Records for this exercise -

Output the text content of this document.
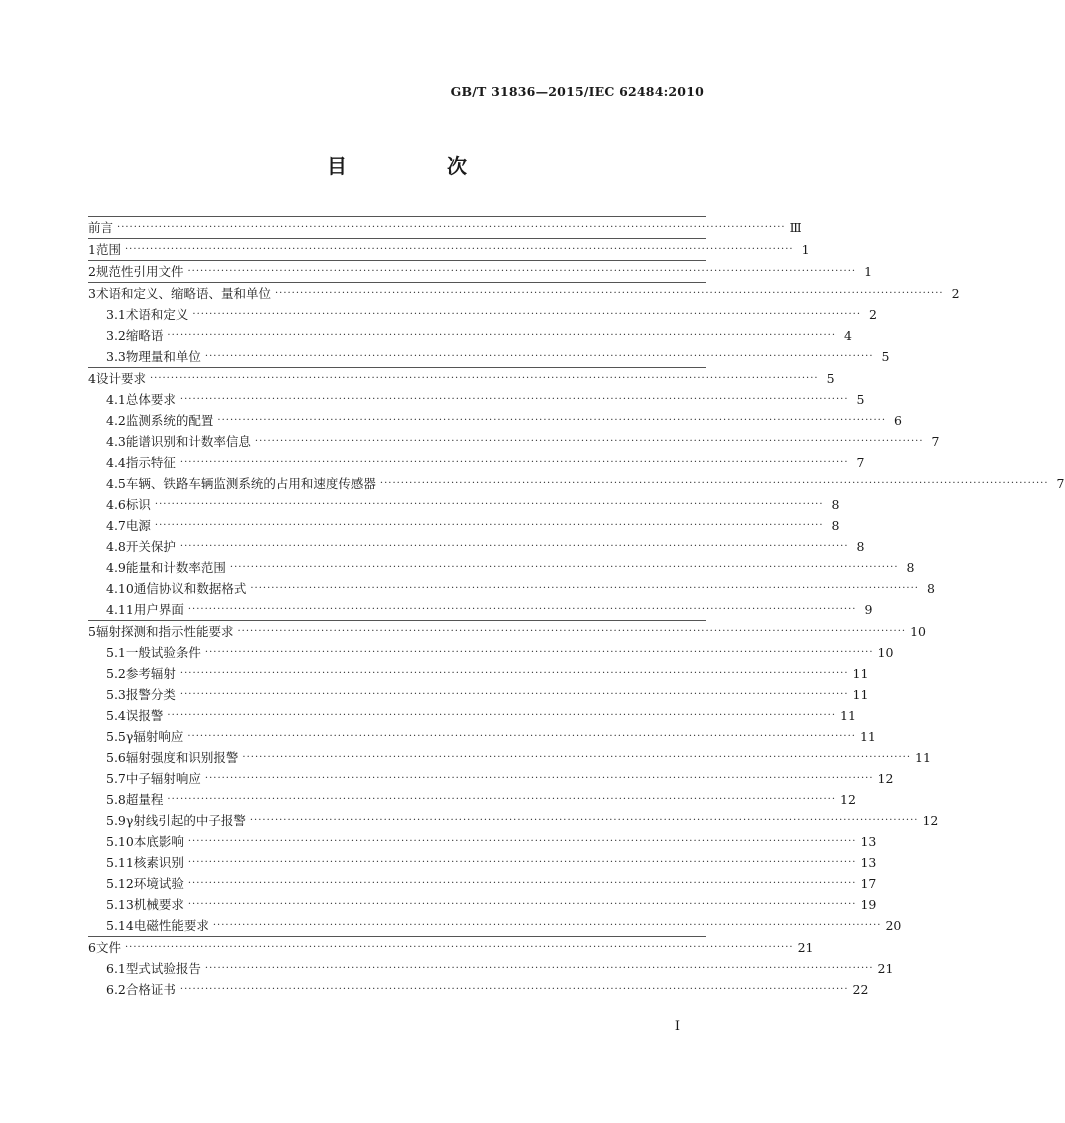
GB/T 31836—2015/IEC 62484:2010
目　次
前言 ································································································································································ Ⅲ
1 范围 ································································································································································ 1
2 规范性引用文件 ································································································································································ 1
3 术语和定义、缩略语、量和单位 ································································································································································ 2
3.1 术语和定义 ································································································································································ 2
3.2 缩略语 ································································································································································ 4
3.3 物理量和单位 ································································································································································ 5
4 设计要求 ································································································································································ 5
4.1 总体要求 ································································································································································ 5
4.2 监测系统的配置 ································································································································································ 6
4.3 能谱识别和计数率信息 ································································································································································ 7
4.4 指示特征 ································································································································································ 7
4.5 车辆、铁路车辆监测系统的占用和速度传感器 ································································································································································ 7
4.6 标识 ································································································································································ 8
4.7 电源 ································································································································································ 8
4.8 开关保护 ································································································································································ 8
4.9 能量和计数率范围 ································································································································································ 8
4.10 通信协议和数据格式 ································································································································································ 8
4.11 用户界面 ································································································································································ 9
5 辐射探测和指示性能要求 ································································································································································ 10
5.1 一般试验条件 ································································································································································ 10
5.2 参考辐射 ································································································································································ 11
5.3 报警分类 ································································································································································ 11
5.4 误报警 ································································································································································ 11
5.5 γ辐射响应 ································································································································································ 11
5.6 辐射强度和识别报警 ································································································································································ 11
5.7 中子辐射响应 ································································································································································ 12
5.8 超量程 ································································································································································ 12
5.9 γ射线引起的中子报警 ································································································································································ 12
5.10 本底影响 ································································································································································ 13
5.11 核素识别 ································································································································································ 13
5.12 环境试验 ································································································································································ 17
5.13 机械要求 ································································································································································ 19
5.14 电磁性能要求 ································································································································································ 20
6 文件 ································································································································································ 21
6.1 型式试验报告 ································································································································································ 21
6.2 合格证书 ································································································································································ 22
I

Aim of the task - Take the entries shown above and quote them verbatim, passing over the pictures.

Result of this exercise -
Output the text content of this document.
GB/T 31836—2015/IEC 62484:2010
目　次
前言 ································································································································································ Ⅲ
1 范围 ································································································································································ 1
2 规范性引用文件 ································································································································································ 1
3 术语和定义、缩略语、量和单位 ································································································································································ 2
3.1 术语和定义 ································································································································································ 2
3.2 缩略语 ································································································································································ 4
3.3 物理量和单位 ································································································································································ 5
4 设计要求 ································································································································································ 5
4.1 总体要求 ································································································································································ 5
4.2 监测系统的配置 ································································································································································ 6
4.3 能谱识别和计数率信息 ································································································································································ 7
4.4 指示特征 ································································································································································ 7
4.5 车辆、铁路车辆监测系统的占用和速度传感器 ································································································································································ 7
4.6 标识 ································································································································································ 8
4.7 电源 ································································································································································ 8
4.8 开关保护 ································································································································································ 8
4.9 能量和计数率范围 ································································································································································ 8
4.10 通信协议和数据格式 ································································································································································ 8
4.11 用户界面 ································································································································································ 9
5 辐射探测和指示性能要求 ································································································································································ 10
5.1 一般试验条件 ································································································································································ 10
5.2 参考辐射 ································································································································································ 11
5.3 报警分类 ································································································································································ 11
5.4 误报警 ································································································································································ 11
5.5 γ辐射响应 ································································································································································ 11
5.6 辐射强度和识别报警 ································································································································································ 11
5.7 中子辐射响应 ································································································································································ 12
5.8 超量程 ································································································································································ 12
5.9 γ射线引起的中子报警 ································································································································································ 12
5.10 本底影响 ································································································································································ 13
5.11 核素识别 ································································································································································ 13
5.12 环境试验 ································································································································································ 17
5.13 机械要求 ································································································································································ 19
5.14 电磁性能要求 ································································································································································ 20
6 文件 ································································································································································ 21
6.1 型式试验报告 ································································································································································ 21
6.2 合格证书 ································································································································································ 22
I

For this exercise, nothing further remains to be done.